— start of MATERIAL SUPPLIED —
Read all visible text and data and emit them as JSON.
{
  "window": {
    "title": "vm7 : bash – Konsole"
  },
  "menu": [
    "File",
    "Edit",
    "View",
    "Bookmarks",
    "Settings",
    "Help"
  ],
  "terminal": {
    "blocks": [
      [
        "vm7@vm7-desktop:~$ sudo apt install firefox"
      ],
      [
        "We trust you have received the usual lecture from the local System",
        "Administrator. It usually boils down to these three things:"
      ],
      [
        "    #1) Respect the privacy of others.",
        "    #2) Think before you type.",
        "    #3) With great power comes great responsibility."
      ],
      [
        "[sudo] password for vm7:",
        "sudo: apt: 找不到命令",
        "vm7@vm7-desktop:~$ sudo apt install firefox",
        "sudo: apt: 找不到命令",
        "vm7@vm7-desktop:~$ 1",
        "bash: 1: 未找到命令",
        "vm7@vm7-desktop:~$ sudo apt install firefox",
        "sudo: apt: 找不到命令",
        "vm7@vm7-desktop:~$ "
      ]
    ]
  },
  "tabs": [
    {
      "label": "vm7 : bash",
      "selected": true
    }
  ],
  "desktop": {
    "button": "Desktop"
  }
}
— end of MATERIAL SUPPLIED —
▶ SHORT PROBLEM:
Make an exact copy of the records.

▶ WRITTEN ANSWER:
Read all visible text and data and emit them as JSON.
{
  "window": {
    "title": "vm7 : bash – Konsole"
  },
  "menu": [
    "File",
    "Edit",
    "View",
    "Bookmarks",
    "Settings",
    "Help"
  ],
  "terminal": {
    "blocks": [
      [
        "vm7@vm7-desktop:~$ sudo apt install firefox"
      ],
      [
        "We trust you have received the usual lecture from the local System",
        "Administrator. It usually boils down to these three things:"
      ],
      [
        "    #1) Respect the privacy of others.",
        "    #2) Think before you type.",
        "    #3) With great power comes great responsibility."
      ],
      [
        "[sudo] password for vm7:",
        "sudo: apt: 找不到命令",
        "vm7@vm7-desktop:~$ sudo apt install firefox",
        "sudo: apt: 找不到命令",
        "vm7@vm7-desktop:~$ 1",
        "bash: 1: 未找到命令",
        "vm7@vm7-desktop:~$ sudo apt install firefox",
        "sudo: apt: 找不到命令",
        "vm7@vm7-desktop:~$ "
      ]
    ]
  },
  "tabs": [
    {
      "label": "vm7 : bash",
      "selected": true
    }
  ],
  "desktop": {
    "button": "Desktop"
  }
}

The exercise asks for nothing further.